> Your objective: Extract all of the entries and set them down verbatim.

[Rows from a dataset]

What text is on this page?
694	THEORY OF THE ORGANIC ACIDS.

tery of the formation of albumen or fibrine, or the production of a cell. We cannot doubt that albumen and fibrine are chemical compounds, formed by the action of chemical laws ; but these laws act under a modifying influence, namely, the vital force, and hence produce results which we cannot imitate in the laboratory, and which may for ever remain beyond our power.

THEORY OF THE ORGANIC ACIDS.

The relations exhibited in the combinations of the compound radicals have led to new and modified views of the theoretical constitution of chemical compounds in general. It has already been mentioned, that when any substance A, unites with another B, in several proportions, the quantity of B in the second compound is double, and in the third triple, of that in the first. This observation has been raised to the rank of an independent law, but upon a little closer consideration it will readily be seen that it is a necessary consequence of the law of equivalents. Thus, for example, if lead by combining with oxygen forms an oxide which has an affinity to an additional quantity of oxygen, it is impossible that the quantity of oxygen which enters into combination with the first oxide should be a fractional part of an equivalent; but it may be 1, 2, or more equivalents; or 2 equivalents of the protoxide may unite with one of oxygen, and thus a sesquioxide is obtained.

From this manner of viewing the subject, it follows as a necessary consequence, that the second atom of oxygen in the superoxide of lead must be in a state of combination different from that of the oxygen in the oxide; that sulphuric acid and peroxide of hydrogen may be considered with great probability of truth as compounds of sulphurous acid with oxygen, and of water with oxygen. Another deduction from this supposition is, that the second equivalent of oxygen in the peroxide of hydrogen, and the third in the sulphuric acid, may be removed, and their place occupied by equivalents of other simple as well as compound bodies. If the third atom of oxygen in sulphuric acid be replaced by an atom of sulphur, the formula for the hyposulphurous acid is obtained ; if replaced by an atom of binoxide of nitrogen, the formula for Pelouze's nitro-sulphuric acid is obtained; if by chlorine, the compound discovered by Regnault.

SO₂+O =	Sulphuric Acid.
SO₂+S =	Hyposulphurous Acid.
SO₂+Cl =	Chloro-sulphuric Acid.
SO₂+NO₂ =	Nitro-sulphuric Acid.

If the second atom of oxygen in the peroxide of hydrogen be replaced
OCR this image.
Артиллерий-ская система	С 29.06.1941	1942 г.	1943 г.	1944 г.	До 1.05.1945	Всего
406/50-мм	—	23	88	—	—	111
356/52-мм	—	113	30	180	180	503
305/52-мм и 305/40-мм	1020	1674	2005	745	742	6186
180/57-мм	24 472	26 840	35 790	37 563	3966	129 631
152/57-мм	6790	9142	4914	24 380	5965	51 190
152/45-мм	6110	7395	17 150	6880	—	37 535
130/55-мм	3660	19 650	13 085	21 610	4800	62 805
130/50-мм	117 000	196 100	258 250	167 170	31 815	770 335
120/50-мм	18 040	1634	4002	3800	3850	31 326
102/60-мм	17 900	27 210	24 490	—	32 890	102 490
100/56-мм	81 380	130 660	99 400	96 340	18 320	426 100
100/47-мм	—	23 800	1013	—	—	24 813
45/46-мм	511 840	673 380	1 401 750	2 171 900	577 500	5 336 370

> The result:
What text is on this page?
694	THEORY OF THE ORGANIC ACIDS.

tery of the formation of albumen or fibrine, or the production of a cell. We cannot doubt that albumen and fibrine are chemical compounds, formed by the action of chemical laws ; but these laws act under a modifying influence, namely, the vital force, and hence produce results which we cannot imitate in the laboratory, and which may for ever remain beyond our power.

THEORY OF THE ORGANIC ACIDS.

The relations exhibited in the combinations of the compound radicals have led to new and modified views of the theoretical constitution of chemical compounds in general. It has already been mentioned, that when any substance A, unites with another B, in several proportions, the quantity of B in the second compound is double, and in the third triple, of that in the first. This observation has been raised to the rank of an independent law, but upon a little closer consideration it will readily be seen that it is a necessary consequence of the law of equivalents. Thus, for example, if lead by combining with oxygen forms an oxide which has an affinity to an additional quantity of oxygen, it is impossible that the quantity of oxygen which enters into combination with the first oxide should be a fractional part of an equivalent; but it may be 1, 2, or more equivalents; or 2 equivalents of the protoxide may unite with one of oxygen, and thus a sesquioxide is obtained.

From this manner of viewing the subject, it follows as a necessary consequence, that the second atom of oxygen in the superoxide of lead must be in a state of combination different from that of the oxygen in the oxide; that sulphuric acid and peroxide of hydrogen may be considered with great probability of truth as compounds of sulphurous acid with oxygen, and of water with oxygen. Another deduction from this supposition is, that the second equivalent of oxygen in the peroxide of hydrogen, and the third in the sulphuric acid, may be removed, and their place occupied by equivalents of other simple as well as compound bodies. If the third atom of oxygen in sulphuric acid be replaced by an atom of sulphur, the formula for the hyposulphurous acid is obtained ; if replaced by an atom of binoxide of nitrogen, the formula for Pelouze's nitro-sulphuric acid is obtained; if by chlorine, the compound discovered by Regnault.

SO₂+O =	Sulphuric Acid.
SO₂+S =	Hyposulphurous Acid.
SO₂+Cl =	Chloro-sulphuric Acid.
SO₂+NO₂ =	Nitro-sulphuric Acid.

If the second atom of oxygen in the peroxide of hydrogen be replaced
OCR this image.
Артиллерий-ская система	С 29.06.1941	1942 г.	1943 г.	1944 г.	До 1.05.1945	Всего
406/50-мм	—	23	88	—	—	111
356/52-мм	—	113	30	180	180	503
305/52-мм и 305/40-мм	1020	1674	2005	745	742	6186
180/57-мм	24 472	26 840	35 790	37 563	3966	129 631
152/57-мм	6790	9142	4914	24 380	5965	51 190
152/45-мм	6110	7395	17 150	6880	—	37 535
130/55-мм	3660	19 650	13 085	21 610	4800	62 805
130/50-мм	117 000	196 100	258 250	167 170	31 815	770 335
120/50-мм	18 040	1634	4002	3800	3850	31 326
102/60-мм	17 900	27 210	24 490	—	32 890	102 490
100/56-мм	81 380	130 660	99 400	96 340	18 320	426 100
100/47-мм	—	23 800	1013	—	—	24 813
45/46-мм	511 840	673 380	1 401 750	2 171 900	577 500	5 336 370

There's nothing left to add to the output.